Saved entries
——————

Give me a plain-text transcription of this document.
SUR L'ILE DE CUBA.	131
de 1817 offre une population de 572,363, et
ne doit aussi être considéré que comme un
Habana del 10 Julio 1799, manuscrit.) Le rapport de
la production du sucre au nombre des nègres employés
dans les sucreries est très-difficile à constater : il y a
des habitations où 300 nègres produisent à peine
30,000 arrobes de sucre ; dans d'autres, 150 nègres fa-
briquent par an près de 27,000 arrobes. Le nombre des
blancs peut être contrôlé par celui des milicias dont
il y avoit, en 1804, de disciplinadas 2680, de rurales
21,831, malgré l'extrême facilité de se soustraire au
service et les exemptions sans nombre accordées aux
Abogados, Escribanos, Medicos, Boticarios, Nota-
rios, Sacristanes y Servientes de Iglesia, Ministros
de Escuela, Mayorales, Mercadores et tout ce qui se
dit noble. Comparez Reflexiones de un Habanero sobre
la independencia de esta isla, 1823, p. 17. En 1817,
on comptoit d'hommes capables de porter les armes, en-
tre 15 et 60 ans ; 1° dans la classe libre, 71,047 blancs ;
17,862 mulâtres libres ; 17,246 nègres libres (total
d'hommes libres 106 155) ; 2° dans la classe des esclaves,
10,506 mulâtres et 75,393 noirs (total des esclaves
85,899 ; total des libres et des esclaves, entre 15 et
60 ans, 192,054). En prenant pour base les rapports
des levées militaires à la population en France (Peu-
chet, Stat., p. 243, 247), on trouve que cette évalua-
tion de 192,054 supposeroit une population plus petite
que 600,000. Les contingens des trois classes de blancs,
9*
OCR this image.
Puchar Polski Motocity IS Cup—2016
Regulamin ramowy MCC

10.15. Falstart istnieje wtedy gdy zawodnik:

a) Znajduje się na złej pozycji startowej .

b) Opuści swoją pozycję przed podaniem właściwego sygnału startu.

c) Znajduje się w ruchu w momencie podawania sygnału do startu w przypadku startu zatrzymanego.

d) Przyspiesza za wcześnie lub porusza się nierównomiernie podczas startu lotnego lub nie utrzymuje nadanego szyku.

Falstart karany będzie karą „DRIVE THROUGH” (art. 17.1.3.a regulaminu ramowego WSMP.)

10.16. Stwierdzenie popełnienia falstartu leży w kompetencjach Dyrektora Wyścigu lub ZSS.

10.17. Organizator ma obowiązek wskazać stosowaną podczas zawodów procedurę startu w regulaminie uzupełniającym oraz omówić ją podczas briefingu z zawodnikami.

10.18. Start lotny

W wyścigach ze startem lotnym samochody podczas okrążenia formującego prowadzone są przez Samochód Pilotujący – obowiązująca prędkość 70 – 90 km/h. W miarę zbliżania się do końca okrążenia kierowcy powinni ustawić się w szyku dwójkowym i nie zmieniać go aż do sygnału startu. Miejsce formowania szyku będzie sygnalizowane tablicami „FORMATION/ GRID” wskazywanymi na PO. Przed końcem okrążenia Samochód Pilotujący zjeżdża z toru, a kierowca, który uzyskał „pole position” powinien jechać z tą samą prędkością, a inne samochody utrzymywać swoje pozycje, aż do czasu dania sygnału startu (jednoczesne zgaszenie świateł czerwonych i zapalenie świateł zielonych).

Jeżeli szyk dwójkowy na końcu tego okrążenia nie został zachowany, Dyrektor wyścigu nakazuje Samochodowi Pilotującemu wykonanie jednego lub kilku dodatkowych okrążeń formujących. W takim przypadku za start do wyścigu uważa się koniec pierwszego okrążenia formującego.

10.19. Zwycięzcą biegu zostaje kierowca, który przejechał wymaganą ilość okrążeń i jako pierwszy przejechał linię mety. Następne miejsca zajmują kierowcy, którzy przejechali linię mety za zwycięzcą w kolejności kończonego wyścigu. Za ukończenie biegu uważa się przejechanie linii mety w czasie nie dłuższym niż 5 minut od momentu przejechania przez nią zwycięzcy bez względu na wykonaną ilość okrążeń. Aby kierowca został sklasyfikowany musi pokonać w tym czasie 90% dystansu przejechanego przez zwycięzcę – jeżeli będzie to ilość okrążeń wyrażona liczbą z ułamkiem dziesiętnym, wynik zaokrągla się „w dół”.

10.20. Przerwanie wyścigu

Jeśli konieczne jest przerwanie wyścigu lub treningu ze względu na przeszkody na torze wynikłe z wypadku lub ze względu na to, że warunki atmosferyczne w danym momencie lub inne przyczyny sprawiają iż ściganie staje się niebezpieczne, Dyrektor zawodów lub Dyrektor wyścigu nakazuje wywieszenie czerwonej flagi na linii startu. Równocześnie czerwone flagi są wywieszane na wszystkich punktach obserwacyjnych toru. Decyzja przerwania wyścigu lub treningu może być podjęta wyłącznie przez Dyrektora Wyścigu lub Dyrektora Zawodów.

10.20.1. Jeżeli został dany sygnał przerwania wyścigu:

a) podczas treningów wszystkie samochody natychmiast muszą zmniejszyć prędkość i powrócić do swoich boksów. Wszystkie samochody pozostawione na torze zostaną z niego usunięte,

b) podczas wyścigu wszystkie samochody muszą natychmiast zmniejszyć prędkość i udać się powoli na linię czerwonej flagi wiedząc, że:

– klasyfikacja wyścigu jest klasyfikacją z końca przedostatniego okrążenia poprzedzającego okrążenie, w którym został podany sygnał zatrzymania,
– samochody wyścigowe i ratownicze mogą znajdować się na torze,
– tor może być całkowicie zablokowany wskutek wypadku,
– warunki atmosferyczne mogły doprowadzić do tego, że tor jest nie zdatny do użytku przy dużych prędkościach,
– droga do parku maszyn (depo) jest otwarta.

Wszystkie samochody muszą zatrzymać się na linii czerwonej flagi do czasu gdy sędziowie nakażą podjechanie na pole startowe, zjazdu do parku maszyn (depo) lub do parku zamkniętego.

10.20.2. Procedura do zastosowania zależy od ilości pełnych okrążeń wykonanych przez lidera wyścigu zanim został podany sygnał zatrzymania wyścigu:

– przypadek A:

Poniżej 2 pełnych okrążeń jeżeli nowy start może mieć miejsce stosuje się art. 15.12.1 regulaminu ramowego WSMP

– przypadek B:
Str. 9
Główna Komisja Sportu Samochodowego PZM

——————

Directive. Copy out each line exactly as written.

Response.
Give me a plain-text transcription of this document.
SUR L'ILE DE CUBA.	131
de 1817 offre une population de 572,363, et
ne doit aussi être considéré que comme un
Habana del 10 Julio 1799, manuscrit.) Le rapport de
la production du sucre au nombre des nègres employés
dans les sucreries est très-difficile à constater : il y a
des habitations où 300 nègres produisent à peine
30,000 arrobes de sucre ; dans d'autres, 150 nègres fa-
briquent par an près de 27,000 arrobes. Le nombre des
blancs peut être contrôlé par celui des milicias dont
il y avoit, en 1804, de disciplinadas 2680, de rurales
21,831, malgré l'extrême facilité de se soustraire au
service et les exemptions sans nombre accordées aux
Abogados, Escribanos, Medicos, Boticarios, Nota-
rios, Sacristanes y Servientes de Iglesia, Ministros
de Escuela, Mayorales, Mercadores et tout ce qui se
dit noble. Comparez Reflexiones de un Habanero sobre
la independencia de esta isla, 1823, p. 17. En 1817,
on comptoit d'hommes capables de porter les armes, en-
tre 15 et 60 ans ; 1° dans la classe libre, 71,047 blancs ;
17,862 mulâtres libres ; 17,246 nègres libres (total
d'hommes libres 106 155) ; 2° dans la classe des esclaves,
10,506 mulâtres et 75,393 noirs (total des esclaves
85,899 ; total des libres et des esclaves, entre 15 et
60 ans, 192,054). En prenant pour base les rapports
des levées militaires à la population en France (Peu-
chet, Stat., p. 243, 247), on trouve que cette évalua-
tion de 192,054 supposeroit une population plus petite
que 600,000. Les contingens des trois classes de blancs,
9*
OCR this image.
Puchar Polski Motocity IS Cup—2016
Regulamin ramowy MCC

10.15. Falstart istnieje wtedy gdy zawodnik:

a) Znajduje się na złej pozycji startowej .

b) Opuści swoją pozycję przed podaniem właściwego sygnału startu.

c) Znajduje się w ruchu w momencie podawania sygnału do startu w przypadku startu zatrzymanego.

d) Przyspiesza za wcześnie lub porusza się nierównomiernie podczas startu lotnego lub nie utrzymuje nadanego szyku.

Falstart karany będzie karą „DRIVE THROUGH” (art. 17.1.3.a regulaminu ramowego WSMP.)

10.16. Stwierdzenie popełnienia falstartu leży w kompetencjach Dyrektora Wyścigu lub ZSS.

10.17. Organizator ma obowiązek wskazać stosowaną podczas zawodów procedurę startu w regulaminie uzupełniającym oraz omówić ją podczas briefingu z zawodnikami.

10.18. Start lotny

W wyścigach ze startem lotnym samochody podczas okrążenia formującego prowadzone są przez Samochód Pilotujący – obowiązująca prędkość 70 – 90 km/h. W miarę zbliżania się do końca okrążenia kierowcy powinni ustawić się w szyku dwójkowym i nie zmieniać go aż do sygnału startu. Miejsce formowania szyku będzie sygnalizowane tablicami „FORMATION/ GRID” wskazywanymi na PO. Przed końcem okrążenia Samochód Pilotujący zjeżdża z toru, a kierowca, który uzyskał „pole position” powinien jechać z tą samą prędkością, a inne samochody utrzymywać swoje pozycje, aż do czasu dania sygnału startu (jednoczesne zgaszenie świateł czerwonych i zapalenie świateł zielonych).

Jeżeli szyk dwójkowy na końcu tego okrążenia nie został zachowany, Dyrektor wyścigu nakazuje Samochodowi Pilotującemu wykonanie jednego lub kilku dodatkowych okrążeń formujących. W takim przypadku za start do wyścigu uważa się koniec pierwszego okrążenia formującego.

10.19. Zwycięzcą biegu zostaje kierowca, który przejechał wymaganą ilość okrążeń i jako pierwszy przejechał linię mety. Następne miejsca zajmują kierowcy, którzy przejechali linię mety za zwycięzcą w kolejności kończonego wyścigu. Za ukończenie biegu uważa się przejechanie linii mety w czasie nie dłuższym niż 5 minut od momentu przejechania przez nią zwycięzcy bez względu na wykonaną ilość okrążeń. Aby kierowca został sklasyfikowany musi pokonać w tym czasie 90% dystansu przejechanego przez zwycięzcę – jeżeli będzie to ilość okrążeń wyrażona liczbą z ułamkiem dziesiętnym, wynik zaokrągla się „w dół”.

10.20. Przerwanie wyścigu

Jeśli konieczne jest przerwanie wyścigu lub treningu ze względu na przeszkody na torze wynikłe z wypadku lub ze względu na to, że warunki atmosferyczne w danym momencie lub inne przyczyny sprawiają iż ściganie staje się niebezpieczne, Dyrektor zawodów lub Dyrektor wyścigu nakazuje wywieszenie czerwonej flagi na linii startu. Równocześnie czerwone flagi są wywieszane na wszystkich punktach obserwacyjnych toru. Decyzja przerwania wyścigu lub treningu może być podjęta wyłącznie przez Dyrektora Wyścigu lub Dyrektora Zawodów.

10.20.1. Jeżeli został dany sygnał przerwania wyścigu:

a) podczas treningów wszystkie samochody natychmiast muszą zmniejszyć prędkość i powrócić do swoich boksów. Wszystkie samochody pozostawione na torze zostaną z niego usunięte,

b) podczas wyścigu wszystkie samochody muszą natychmiast zmniejszyć prędkość i udać się powoli na linię czerwonej flagi wiedząc, że:

– klasyfikacja wyścigu jest klasyfikacją z końca przedostatniego okrążenia poprzedzającego okrążenie, w którym został podany sygnał zatrzymania,
– samochody wyścigowe i ratownicze mogą znajdować się na torze,
– tor może być całkowicie zablokowany wskutek wypadku,
– warunki atmosferyczne mogły doprowadzić do tego, że tor jest nie zdatny do użytku przy dużych prędkościach,
– droga do parku maszyn (depo) jest otwarta.

Wszystkie samochody muszą zatrzymać się na linii czerwonej flagi do czasu gdy sędziowie nakażą podjechanie na pole startowe, zjazdu do parku maszyn (depo) lub do parku zamkniętego.

10.20.2. Procedura do zastosowania zależy od ilości pełnych okrążeń wykonanych przez lidera wyścigu zanim został podany sygnał zatrzymania wyścigu:

– przypadek A:

Poniżej 2 pełnych okrążeń jeżeli nowy start może mieć miejsce stosuje się art. 15.12.1 regulaminu ramowego WSMP

– przypadek B:
Str. 9
Główna Komisja Sportu Samochodowego PZM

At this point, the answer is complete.